- GIVEN REQUEST:
Write out the entire listing below exactly, with the pictures left out.

Collected data entries
★ ★ ★ ★

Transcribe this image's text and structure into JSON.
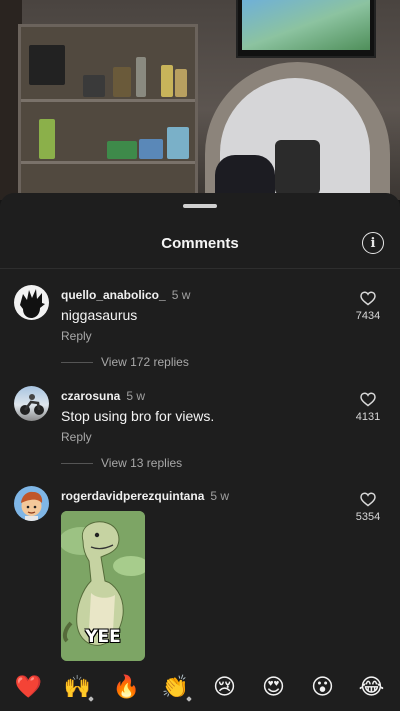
{
  "sheet": {
    "title": "Comments",
    "info_icon": "info-icon",
    "info_glyph": "i"
  },
  "comments": [
    {
      "username": "quello_anabolico_",
      "time": "5 w",
      "text": "niggasaurus",
      "reply_label": "Reply",
      "view_replies": "View 172 replies",
      "likes": "7434",
      "avatar_icon": "goku-silhouette-avatar"
    },
    {
      "username": "czarosuna",
      "time": "5 w",
      "text": "Stop using bro for views.",
      "reply_label": "Reply",
      "view_replies": "View 13 replies",
      "likes": "4131",
      "avatar_icon": "motorcycle-photo-avatar"
    },
    {
      "username": "rogerdavidperezquintana",
      "time": "5 w",
      "gif_caption": "YEE",
      "likes": "5354",
      "avatar_icon": "cartoon-boy-avatar"
    }
  ],
  "emoji_bar": [
    {
      "name": "heart",
      "glyph": "❤️",
      "has_tone": false
    },
    {
      "name": "raising-hands",
      "glyph": "🙌",
      "has_tone": true
    },
    {
      "name": "fire",
      "glyph": "🔥",
      "has_tone": false
    },
    {
      "name": "clapping-hands",
      "glyph": "👏",
      "has_tone": true
    },
    {
      "name": "crying-face",
      "glyph": "😢",
      "has_tone": false
    },
    {
      "name": "heart-eyes",
      "glyph": "😍",
      "has_tone": false
    },
    {
      "name": "astonished-face",
      "glyph": "😮",
      "has_tone": false
    },
    {
      "name": "tears-of-joy",
      "glyph": "😂",
      "has_tone": false
    }
  ],
  "colors": {
    "sheet_bg": "#1e1e1e",
    "secondary_text": "#a8a8a8",
    "primary_text": "#f4f4f4"
  }
}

★ ★ ★ ★

- ANSWER:
Transcribe this image's text and structure into JSON.
{
  "sheet": {
    "title": "Comments",
    "info_icon": "info-icon",
    "info_glyph": "i"
  },
  "comments": [
    {
      "username": "quello_anabolico_",
      "time": "5 w",
      "text": "niggasaurus",
      "reply_label": "Reply",
      "view_replies": "View 172 replies",
      "likes": "7434",
      "avatar_icon": "goku-silhouette-avatar"
    },
    {
      "username": "czarosuna",
      "time": "5 w",
      "text": "Stop using bro for views.",
      "reply_label": "Reply",
      "view_replies": "View 13 replies",
      "likes": "4131",
      "avatar_icon": "motorcycle-photo-avatar"
    },
    {
      "username": "rogerdavidperezquintana",
      "time": "5 w",
      "gif_caption": "YEE",
      "likes": "5354",
      "avatar_icon": "cartoon-boy-avatar"
    }
  ],
  "emoji_bar": [
    {
      "name": "heart",
      "glyph": "❤️",
      "has_tone": false
    },
    {
      "name": "raising-hands",
      "glyph": "🙌",
      "has_tone": true
    },
    {
      "name": "fire",
      "glyph": "🔥",
      "has_tone": false
    },
    {
      "name": "clapping-hands",
      "glyph": "👏",
      "has_tone": true
    },
    {
      "name": "crying-face",
      "glyph": "😢",
      "has_tone": false
    },
    {
      "name": "heart-eyes",
      "glyph": "😍",
      "has_tone": false
    },
    {
      "name": "astonished-face",
      "glyph": "😮",
      "has_tone": false
    },
    {
      "name": "tears-of-joy",
      "glyph": "😂",
      "has_tone": false
    }
  ],
  "colors": {
    "sheet_bg": "#1e1e1e",
    "secondary_text": "#a8a8a8",
    "primary_text": "#f4f4f4"
  }
}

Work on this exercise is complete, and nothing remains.